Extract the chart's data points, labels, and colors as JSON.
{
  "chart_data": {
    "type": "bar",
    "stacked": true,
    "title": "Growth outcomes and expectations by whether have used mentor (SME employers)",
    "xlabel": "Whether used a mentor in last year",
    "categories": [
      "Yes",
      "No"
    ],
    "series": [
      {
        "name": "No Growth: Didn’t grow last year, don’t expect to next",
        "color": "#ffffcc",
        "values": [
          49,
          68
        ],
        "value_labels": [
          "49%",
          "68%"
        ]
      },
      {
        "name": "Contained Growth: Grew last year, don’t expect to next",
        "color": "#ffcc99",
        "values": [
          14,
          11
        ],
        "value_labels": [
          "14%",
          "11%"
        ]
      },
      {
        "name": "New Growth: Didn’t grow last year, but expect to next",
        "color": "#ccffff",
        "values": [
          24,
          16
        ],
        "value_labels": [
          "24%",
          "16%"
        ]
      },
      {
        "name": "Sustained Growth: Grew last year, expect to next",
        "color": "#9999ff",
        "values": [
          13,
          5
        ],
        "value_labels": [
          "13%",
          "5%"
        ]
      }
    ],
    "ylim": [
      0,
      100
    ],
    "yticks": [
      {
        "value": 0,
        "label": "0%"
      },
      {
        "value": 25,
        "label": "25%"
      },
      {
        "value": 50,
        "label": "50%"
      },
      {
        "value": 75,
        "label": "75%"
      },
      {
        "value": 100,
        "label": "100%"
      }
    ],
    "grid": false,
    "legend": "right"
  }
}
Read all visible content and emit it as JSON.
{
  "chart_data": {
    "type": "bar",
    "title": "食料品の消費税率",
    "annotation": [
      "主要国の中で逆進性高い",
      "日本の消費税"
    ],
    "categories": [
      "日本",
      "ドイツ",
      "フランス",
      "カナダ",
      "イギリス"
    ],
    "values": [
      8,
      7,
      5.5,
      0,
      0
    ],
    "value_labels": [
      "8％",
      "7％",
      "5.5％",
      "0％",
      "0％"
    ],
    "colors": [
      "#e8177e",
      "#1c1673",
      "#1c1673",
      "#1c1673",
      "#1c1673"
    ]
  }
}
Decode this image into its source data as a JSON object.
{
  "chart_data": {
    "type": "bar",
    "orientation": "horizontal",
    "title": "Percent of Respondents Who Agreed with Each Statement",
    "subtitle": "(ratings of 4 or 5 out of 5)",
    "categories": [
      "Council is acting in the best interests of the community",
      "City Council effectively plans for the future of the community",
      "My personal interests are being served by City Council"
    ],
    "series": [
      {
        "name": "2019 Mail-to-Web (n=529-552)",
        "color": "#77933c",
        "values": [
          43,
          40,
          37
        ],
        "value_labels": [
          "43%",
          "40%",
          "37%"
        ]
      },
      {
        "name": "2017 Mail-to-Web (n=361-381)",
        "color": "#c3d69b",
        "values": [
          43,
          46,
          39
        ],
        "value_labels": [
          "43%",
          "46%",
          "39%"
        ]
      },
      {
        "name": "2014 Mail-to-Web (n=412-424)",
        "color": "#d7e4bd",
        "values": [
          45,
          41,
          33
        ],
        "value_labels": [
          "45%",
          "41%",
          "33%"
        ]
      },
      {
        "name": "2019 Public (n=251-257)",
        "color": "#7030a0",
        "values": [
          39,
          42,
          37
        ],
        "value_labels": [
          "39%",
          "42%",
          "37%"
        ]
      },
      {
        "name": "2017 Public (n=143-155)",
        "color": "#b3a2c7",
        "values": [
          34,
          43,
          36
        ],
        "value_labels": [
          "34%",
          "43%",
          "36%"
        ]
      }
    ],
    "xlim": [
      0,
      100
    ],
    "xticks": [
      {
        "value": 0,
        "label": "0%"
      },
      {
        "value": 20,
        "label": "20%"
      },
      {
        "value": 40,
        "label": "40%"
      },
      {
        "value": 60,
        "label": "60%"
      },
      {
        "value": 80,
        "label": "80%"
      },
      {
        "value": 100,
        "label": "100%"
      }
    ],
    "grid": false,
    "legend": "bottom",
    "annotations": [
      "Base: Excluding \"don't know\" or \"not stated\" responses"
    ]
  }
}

= = =

EXERCISE AIM: Scan the material above for the string "last" and return the lines that hold it.

SOLUTION FOR THIS PROBLEM:
    "xlabel": "Whether used a mentor in last year",
        "name": "No Growth: Didn’t grow last year, don’t expect to next",
        "name": "Contained Growth: Grew last year, don’t expect to next",
        "name": "New Growth: Didn’t grow last year, but expect to next",
        "name": "Sustained Growth: Grew last year, expect to next",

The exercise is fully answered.